(EXERCISE PROMPT):
Only the lines holding the string "submitted" are needed. Copy each one.

---------- DATA PROVIDED

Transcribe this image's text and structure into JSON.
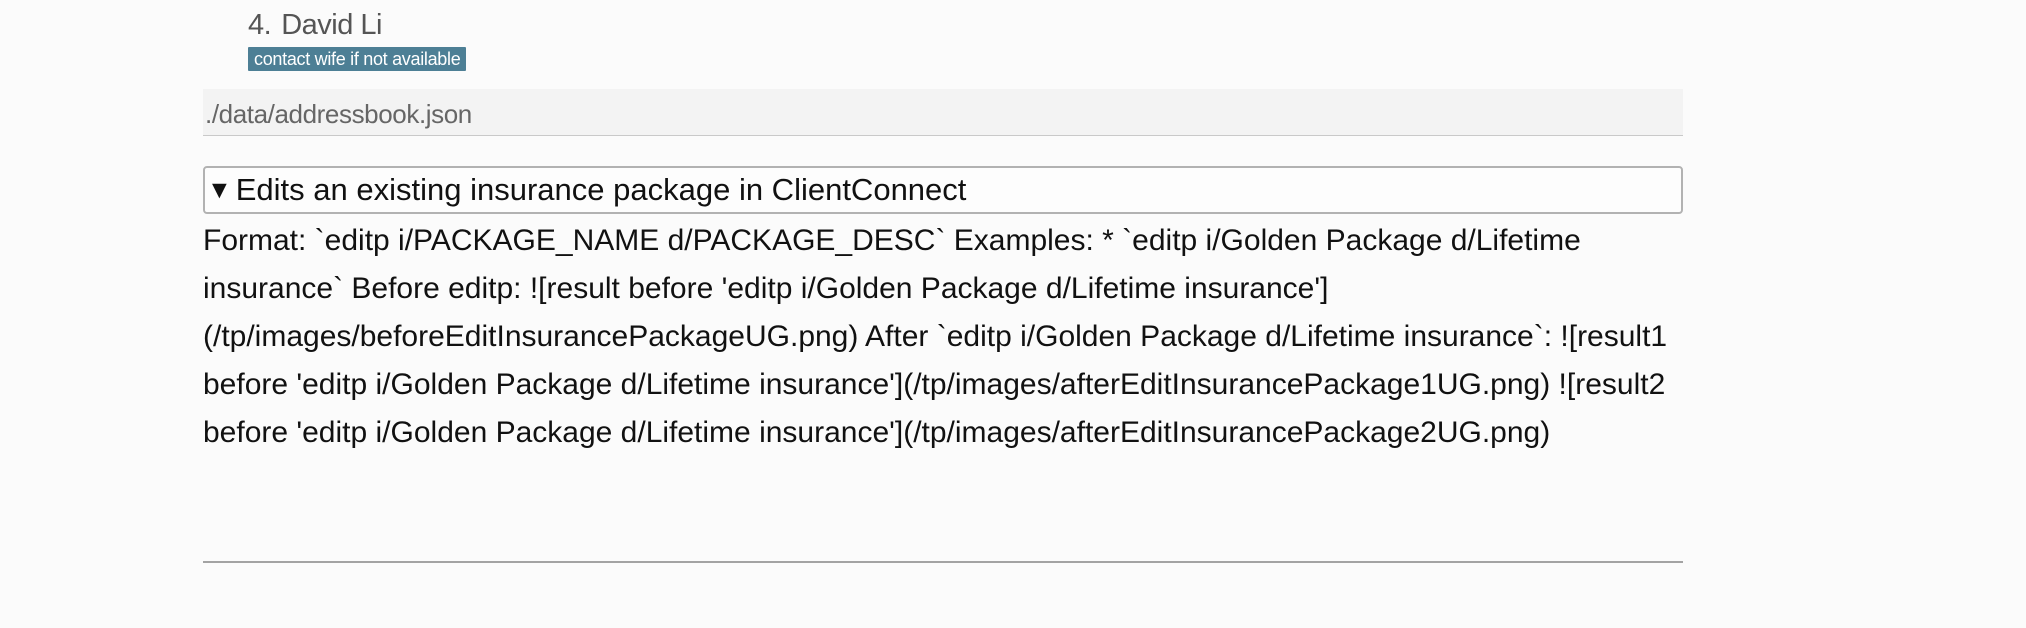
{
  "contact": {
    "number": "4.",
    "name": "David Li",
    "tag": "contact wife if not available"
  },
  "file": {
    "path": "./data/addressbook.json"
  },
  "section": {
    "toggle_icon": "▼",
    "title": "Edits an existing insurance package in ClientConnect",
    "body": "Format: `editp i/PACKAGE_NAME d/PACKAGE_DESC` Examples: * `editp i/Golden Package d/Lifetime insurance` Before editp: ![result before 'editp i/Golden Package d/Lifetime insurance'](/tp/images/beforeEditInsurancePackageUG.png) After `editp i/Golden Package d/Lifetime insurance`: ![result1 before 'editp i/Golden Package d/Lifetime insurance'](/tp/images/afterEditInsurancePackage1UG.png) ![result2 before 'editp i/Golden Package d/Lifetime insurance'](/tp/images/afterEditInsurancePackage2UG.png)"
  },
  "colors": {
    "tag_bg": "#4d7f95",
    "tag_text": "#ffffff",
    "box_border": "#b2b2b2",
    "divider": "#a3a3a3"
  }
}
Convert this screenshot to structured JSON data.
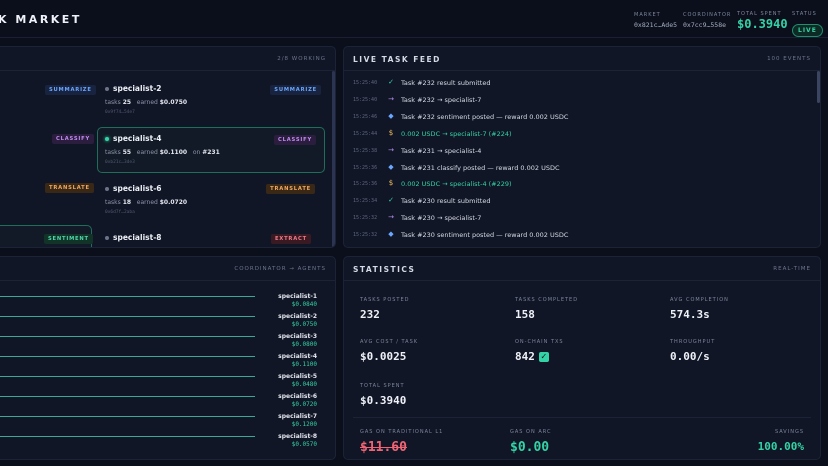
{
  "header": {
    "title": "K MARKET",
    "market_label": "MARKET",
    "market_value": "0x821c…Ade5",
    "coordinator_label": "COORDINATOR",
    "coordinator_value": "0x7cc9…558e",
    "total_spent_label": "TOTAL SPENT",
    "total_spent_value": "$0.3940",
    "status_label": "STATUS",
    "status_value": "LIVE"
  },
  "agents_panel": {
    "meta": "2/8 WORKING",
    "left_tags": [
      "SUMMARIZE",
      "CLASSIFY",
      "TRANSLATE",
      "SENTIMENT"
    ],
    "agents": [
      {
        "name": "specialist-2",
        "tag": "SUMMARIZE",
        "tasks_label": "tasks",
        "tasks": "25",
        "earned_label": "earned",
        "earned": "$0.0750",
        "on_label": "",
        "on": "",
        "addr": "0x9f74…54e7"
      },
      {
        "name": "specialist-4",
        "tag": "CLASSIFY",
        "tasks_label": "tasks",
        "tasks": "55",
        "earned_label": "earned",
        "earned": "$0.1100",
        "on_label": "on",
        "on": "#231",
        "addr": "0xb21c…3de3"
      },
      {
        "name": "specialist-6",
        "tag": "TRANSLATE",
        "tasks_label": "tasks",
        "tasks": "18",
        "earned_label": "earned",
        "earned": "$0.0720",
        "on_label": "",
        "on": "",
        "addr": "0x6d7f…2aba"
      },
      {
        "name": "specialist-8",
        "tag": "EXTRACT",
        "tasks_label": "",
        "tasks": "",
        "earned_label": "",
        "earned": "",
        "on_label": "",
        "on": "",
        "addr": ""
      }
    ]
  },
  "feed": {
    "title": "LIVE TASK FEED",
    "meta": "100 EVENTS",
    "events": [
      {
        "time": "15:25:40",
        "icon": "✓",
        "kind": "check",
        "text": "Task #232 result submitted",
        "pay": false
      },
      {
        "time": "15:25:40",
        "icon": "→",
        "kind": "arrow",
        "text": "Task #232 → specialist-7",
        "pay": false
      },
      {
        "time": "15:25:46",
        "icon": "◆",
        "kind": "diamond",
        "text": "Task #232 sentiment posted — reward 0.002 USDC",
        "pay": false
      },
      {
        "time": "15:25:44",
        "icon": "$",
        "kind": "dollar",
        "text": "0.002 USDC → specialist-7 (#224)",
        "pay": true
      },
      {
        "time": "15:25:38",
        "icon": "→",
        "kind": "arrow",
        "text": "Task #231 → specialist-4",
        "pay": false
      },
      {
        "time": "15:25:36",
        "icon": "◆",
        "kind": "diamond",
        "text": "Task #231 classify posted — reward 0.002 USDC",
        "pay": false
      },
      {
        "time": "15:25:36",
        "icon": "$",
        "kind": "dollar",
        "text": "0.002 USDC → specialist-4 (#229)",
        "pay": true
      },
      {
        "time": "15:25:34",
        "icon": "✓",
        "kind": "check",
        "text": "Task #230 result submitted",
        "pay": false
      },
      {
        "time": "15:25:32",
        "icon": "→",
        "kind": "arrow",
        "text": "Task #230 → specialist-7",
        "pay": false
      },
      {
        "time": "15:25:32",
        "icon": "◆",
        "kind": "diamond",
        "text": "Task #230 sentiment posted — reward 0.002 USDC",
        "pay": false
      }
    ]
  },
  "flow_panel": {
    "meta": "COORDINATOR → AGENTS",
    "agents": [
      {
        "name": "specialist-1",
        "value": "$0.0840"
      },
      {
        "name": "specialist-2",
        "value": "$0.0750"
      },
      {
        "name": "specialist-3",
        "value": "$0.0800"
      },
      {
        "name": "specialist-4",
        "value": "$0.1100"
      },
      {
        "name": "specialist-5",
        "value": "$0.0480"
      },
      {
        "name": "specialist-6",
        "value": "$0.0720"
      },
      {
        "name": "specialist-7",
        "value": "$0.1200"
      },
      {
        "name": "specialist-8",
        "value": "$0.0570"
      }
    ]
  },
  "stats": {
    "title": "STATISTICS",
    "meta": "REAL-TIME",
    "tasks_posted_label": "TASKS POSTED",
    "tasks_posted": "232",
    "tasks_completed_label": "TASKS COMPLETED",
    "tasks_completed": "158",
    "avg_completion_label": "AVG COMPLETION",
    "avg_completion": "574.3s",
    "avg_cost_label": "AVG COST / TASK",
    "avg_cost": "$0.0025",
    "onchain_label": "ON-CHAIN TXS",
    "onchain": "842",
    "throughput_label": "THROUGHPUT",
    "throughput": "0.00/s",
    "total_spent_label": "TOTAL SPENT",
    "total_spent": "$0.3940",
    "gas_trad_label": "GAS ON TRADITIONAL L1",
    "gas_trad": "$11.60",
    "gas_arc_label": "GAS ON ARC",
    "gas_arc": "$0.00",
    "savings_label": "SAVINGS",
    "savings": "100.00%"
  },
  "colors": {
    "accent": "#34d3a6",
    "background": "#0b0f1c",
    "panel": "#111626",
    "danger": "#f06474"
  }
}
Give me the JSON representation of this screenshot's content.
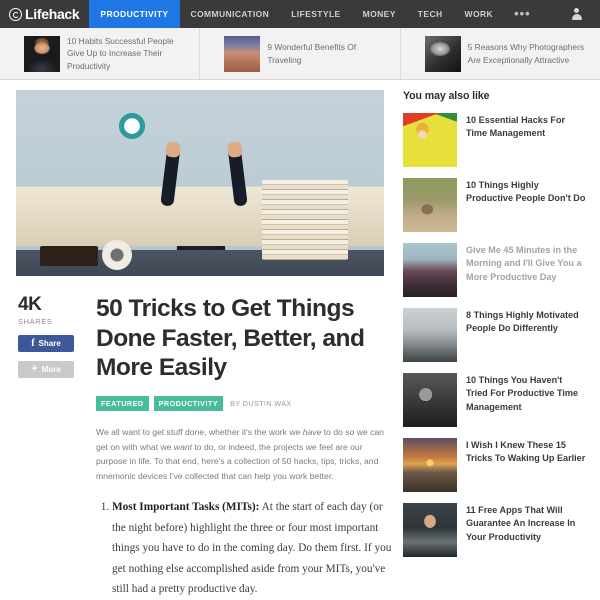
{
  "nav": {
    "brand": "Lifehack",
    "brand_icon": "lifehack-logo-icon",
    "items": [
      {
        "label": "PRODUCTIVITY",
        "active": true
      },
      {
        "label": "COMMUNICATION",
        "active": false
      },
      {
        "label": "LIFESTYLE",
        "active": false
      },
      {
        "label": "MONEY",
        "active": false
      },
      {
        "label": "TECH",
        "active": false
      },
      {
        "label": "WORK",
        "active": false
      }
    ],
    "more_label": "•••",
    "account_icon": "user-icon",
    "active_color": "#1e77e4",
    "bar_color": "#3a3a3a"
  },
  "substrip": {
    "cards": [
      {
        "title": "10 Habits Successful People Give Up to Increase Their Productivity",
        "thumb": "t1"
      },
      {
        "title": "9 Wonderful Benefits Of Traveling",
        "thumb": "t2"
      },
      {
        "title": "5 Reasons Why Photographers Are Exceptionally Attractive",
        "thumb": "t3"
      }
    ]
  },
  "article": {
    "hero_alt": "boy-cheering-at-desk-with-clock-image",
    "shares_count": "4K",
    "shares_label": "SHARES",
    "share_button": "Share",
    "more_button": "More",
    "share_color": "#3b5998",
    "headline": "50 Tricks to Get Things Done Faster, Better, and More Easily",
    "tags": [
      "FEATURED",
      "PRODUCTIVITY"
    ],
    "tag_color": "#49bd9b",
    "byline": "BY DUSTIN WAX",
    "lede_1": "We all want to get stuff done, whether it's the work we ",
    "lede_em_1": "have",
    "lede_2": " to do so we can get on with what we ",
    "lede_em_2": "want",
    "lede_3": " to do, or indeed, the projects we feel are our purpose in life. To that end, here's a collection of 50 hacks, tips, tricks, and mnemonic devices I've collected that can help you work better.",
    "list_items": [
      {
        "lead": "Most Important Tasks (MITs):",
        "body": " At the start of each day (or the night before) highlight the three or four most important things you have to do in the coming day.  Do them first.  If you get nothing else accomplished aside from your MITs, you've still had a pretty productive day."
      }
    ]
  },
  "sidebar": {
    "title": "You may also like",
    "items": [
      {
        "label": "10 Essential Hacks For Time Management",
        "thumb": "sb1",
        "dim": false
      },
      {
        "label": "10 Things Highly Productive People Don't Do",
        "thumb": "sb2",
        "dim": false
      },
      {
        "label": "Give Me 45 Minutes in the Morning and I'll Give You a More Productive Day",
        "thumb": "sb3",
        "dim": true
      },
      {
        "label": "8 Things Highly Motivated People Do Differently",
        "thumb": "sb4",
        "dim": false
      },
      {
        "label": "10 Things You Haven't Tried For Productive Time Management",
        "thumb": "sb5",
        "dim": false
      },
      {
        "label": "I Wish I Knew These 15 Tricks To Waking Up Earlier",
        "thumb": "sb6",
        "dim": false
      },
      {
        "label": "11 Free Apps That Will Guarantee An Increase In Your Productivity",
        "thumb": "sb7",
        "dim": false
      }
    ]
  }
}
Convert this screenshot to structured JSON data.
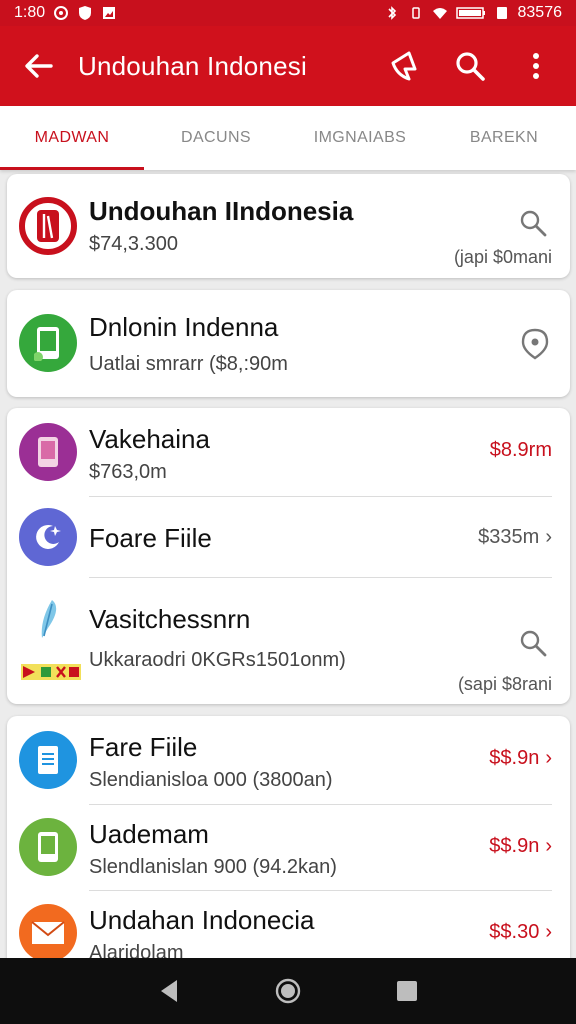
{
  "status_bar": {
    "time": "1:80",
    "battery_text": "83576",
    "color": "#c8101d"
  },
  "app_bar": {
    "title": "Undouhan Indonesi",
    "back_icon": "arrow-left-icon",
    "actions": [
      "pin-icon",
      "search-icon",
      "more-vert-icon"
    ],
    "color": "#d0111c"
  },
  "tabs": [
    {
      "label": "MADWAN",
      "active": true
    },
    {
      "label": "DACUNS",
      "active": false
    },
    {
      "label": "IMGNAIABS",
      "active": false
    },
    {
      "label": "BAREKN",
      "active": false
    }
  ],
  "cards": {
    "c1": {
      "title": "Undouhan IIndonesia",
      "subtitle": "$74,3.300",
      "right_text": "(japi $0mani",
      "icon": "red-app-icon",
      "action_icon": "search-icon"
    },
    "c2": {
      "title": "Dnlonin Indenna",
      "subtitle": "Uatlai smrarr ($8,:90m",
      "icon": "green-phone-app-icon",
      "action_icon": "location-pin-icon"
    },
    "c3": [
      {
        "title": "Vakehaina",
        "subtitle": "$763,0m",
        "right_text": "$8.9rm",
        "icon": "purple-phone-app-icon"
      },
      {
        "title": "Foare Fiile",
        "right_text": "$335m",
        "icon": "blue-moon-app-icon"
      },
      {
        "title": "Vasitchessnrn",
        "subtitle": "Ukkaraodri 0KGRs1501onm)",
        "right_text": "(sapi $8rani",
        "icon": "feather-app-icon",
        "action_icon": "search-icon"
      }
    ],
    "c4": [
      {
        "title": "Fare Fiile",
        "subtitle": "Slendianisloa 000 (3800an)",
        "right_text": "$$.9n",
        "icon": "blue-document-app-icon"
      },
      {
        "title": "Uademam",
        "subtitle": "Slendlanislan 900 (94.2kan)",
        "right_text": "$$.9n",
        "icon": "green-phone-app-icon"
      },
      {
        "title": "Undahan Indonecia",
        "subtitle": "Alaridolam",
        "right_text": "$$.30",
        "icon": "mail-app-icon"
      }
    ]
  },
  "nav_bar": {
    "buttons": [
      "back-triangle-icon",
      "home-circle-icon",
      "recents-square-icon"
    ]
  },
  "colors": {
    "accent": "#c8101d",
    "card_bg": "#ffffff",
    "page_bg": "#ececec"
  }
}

--------------------

(SOLVED PROBLEM):
        "text": "Task #232 result submitted",
        "text": "Task #230 result submitted",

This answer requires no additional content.